(Stored data)
##########

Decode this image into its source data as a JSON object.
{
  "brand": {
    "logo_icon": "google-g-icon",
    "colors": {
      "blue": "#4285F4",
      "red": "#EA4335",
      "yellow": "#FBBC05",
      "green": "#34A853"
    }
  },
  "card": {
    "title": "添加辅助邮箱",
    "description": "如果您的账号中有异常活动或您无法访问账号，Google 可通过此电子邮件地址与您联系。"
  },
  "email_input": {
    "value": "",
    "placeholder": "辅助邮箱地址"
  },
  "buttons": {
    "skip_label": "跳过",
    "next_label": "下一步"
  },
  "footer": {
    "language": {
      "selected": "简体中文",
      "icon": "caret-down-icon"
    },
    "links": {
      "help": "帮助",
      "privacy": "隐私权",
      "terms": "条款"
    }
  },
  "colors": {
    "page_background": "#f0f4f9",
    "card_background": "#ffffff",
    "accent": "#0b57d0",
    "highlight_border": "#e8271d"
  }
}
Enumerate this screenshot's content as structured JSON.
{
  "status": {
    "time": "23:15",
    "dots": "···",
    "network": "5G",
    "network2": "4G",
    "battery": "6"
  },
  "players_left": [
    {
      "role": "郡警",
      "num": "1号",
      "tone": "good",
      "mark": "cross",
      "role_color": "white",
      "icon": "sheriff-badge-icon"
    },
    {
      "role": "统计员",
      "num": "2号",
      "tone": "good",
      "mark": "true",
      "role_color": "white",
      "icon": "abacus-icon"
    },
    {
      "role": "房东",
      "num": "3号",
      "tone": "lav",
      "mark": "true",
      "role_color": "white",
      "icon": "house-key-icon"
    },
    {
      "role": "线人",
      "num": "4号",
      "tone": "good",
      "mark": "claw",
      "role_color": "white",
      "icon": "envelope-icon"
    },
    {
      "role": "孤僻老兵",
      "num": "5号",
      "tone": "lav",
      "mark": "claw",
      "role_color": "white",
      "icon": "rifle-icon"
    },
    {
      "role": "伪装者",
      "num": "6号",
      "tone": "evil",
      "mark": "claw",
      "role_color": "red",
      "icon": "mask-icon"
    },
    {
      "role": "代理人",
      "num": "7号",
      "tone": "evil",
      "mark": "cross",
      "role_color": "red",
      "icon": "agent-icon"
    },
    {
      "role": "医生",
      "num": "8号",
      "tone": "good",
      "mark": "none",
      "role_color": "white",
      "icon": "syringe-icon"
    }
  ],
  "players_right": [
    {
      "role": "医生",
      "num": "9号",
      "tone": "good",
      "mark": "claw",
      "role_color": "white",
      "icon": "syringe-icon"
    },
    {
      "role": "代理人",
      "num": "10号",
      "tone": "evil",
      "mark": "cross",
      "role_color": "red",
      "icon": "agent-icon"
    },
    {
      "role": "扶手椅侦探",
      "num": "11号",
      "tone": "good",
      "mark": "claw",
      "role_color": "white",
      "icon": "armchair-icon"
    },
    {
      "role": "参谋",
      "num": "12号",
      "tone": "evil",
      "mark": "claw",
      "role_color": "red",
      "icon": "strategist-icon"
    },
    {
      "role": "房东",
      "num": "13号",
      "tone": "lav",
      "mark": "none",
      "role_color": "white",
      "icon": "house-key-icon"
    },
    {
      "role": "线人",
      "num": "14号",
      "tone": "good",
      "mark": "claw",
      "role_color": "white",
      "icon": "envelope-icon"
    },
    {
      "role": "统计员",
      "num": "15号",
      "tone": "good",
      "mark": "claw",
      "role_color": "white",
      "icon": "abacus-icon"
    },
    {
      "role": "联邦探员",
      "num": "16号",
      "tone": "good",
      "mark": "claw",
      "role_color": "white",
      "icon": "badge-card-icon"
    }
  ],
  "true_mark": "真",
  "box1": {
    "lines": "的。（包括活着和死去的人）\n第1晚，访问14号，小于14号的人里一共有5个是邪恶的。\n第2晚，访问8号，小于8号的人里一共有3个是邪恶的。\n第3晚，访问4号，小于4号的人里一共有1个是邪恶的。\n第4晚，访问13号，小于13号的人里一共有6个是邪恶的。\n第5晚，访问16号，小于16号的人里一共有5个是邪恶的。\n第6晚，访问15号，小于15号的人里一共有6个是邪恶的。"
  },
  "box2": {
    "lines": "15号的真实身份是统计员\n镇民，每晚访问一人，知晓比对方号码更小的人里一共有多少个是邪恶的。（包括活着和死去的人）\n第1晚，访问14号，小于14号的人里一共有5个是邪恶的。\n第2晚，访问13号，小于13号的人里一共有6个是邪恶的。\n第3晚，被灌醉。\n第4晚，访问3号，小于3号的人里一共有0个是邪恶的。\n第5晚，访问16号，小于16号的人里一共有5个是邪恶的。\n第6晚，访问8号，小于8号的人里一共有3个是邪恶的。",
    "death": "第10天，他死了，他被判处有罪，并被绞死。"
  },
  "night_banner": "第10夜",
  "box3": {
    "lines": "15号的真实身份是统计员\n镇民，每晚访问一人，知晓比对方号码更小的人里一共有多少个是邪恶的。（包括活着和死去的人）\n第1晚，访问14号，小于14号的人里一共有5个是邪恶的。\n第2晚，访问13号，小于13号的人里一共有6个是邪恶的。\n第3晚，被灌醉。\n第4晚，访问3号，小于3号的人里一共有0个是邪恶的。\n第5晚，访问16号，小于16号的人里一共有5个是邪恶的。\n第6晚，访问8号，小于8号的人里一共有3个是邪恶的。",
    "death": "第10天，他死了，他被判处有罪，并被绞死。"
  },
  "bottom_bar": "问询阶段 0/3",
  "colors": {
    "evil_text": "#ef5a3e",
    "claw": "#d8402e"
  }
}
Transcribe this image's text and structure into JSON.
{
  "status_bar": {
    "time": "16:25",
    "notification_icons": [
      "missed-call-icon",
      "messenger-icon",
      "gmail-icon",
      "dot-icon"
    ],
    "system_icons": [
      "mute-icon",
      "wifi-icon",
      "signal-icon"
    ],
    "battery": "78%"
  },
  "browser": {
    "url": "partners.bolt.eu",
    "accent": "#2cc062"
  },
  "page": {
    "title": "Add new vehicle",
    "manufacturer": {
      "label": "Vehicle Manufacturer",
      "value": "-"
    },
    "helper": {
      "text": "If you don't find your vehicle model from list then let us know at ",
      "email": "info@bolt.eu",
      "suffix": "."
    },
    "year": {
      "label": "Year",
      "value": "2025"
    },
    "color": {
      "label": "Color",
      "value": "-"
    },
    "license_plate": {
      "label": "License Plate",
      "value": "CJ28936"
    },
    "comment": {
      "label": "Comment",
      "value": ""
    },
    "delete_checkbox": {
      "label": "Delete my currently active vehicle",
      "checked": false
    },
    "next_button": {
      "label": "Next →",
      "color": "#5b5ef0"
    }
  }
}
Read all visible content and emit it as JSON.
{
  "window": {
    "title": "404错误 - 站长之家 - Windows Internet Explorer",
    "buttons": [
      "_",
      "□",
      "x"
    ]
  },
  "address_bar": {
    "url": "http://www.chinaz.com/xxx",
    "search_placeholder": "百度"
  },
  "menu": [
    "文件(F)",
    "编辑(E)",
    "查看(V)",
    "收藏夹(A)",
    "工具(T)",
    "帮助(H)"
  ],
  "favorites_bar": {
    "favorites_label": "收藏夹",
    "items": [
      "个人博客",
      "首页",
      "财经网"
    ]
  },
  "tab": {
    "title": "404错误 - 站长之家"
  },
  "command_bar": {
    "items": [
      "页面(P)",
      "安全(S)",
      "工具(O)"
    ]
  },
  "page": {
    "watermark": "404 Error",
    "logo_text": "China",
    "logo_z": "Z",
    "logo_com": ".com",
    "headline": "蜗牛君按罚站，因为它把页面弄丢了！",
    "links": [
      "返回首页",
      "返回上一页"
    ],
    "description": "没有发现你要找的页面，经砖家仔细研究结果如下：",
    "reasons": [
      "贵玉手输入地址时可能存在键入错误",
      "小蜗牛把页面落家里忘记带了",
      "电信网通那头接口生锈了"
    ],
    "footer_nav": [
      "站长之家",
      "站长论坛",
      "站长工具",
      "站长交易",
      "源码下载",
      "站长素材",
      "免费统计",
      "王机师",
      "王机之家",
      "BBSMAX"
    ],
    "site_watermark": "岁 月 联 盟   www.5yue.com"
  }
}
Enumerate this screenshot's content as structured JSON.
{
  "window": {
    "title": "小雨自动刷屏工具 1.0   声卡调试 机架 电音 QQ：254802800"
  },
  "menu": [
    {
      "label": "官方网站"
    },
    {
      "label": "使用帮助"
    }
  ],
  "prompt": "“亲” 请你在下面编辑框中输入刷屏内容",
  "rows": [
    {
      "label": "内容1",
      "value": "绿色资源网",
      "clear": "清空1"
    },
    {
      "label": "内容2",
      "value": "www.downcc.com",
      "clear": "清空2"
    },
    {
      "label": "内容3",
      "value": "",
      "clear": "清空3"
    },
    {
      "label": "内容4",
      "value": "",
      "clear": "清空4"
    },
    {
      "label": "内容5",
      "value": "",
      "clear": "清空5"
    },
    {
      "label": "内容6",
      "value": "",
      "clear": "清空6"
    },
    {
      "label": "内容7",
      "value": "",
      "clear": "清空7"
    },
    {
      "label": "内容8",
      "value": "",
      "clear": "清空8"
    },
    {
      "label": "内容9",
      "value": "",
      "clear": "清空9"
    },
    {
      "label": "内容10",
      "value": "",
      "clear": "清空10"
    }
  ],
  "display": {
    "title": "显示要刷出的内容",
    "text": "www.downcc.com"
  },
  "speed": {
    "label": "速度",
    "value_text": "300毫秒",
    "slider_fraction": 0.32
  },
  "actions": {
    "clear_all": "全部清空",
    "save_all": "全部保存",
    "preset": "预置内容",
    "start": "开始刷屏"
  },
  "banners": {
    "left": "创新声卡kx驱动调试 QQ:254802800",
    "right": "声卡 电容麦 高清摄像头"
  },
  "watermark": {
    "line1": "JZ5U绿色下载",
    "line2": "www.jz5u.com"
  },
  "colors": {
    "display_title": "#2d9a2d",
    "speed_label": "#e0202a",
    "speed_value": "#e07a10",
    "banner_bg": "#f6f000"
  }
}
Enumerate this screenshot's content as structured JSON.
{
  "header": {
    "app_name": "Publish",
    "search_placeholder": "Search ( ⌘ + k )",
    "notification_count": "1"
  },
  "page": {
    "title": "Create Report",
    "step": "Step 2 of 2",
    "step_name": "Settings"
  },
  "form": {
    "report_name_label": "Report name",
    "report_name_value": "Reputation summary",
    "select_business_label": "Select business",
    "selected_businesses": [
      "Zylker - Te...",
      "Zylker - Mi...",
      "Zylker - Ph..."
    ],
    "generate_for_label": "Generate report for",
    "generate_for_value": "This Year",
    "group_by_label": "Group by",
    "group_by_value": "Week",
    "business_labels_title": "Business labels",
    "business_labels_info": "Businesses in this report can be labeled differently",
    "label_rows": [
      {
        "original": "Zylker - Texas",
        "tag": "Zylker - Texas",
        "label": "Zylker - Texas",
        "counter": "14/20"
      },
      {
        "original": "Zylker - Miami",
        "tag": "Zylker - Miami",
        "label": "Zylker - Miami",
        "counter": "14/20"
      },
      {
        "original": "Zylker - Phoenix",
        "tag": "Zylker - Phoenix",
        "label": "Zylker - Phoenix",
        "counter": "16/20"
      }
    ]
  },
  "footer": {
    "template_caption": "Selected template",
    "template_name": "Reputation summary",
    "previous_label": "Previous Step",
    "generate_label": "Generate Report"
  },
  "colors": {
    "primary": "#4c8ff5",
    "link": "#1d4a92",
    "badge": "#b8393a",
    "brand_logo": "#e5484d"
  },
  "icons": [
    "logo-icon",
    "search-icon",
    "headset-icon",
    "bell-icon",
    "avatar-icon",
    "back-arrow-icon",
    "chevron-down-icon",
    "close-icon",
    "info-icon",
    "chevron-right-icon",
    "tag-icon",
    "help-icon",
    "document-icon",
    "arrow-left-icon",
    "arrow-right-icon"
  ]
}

##########

*Prompt*: Find the string "arrow" in the entries above and return each line that holds it.

*Written answer*:
    "back-arrow-icon",
    "arrow-left-icon",
    "arrow-right-icon"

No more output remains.